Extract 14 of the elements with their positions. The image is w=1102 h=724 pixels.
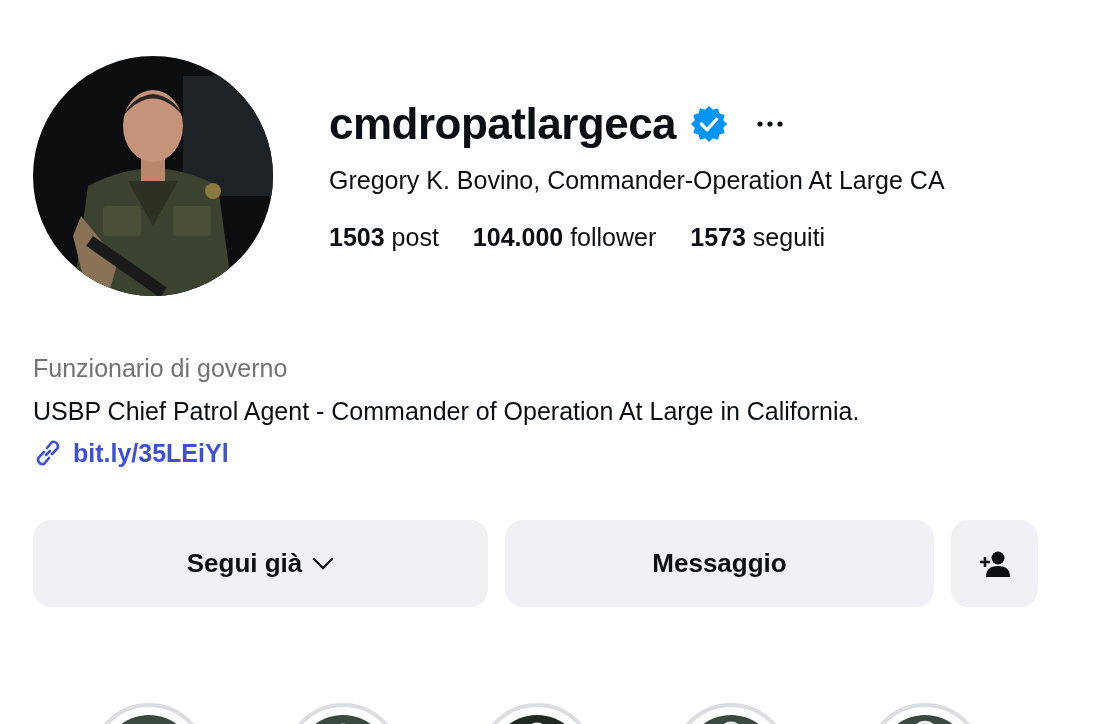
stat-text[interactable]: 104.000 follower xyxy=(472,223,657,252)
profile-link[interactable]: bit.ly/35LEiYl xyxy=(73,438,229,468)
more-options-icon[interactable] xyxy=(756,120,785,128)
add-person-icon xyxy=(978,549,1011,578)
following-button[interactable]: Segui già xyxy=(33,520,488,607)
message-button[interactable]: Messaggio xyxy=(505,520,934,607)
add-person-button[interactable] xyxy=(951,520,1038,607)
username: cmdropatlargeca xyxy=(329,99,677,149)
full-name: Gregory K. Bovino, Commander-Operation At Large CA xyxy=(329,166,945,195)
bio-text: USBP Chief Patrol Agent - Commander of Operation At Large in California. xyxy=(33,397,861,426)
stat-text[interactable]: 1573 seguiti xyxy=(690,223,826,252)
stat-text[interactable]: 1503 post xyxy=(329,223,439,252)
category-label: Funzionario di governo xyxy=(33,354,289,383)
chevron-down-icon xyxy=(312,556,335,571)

-- INSTRUCTIONS TO FOLLOW --
Reproduce every line of the item above word for word, omitting the picture.

-- PROBLEM SOLUTION --
Extract 14 of the elements with their positions. The image is w=1102 h=724 pixels.
stat-text[interactable]: 104.000 follower xyxy=(472,223,657,252)
profile-link[interactable]: bit.ly/35LEiYl xyxy=(73,438,229,468)
more-options-icon[interactable] xyxy=(756,120,785,128)
add-person-icon xyxy=(978,549,1011,578)
following-button[interactable]: Segui già xyxy=(33,520,488,607)
message-button[interactable]: Messaggio xyxy=(505,520,934,607)
add-person-button[interactable] xyxy=(951,520,1038,607)
username: cmdropatlargeca xyxy=(329,99,677,149)
full-name: Gregory K. Bovino, Commander-Operation At Large CA xyxy=(329,166,945,195)
bio-text: USBP Chief Patrol Agent - Commander of Operation At Large in California. xyxy=(33,397,861,426)
stat-text[interactable]: 1573 seguiti xyxy=(690,223,826,252)
stat-text[interactable]: 1503 post xyxy=(329,223,439,252)
category-label: Funzionario di governo xyxy=(33,354,289,383)
chevron-down-icon xyxy=(312,556,335,571)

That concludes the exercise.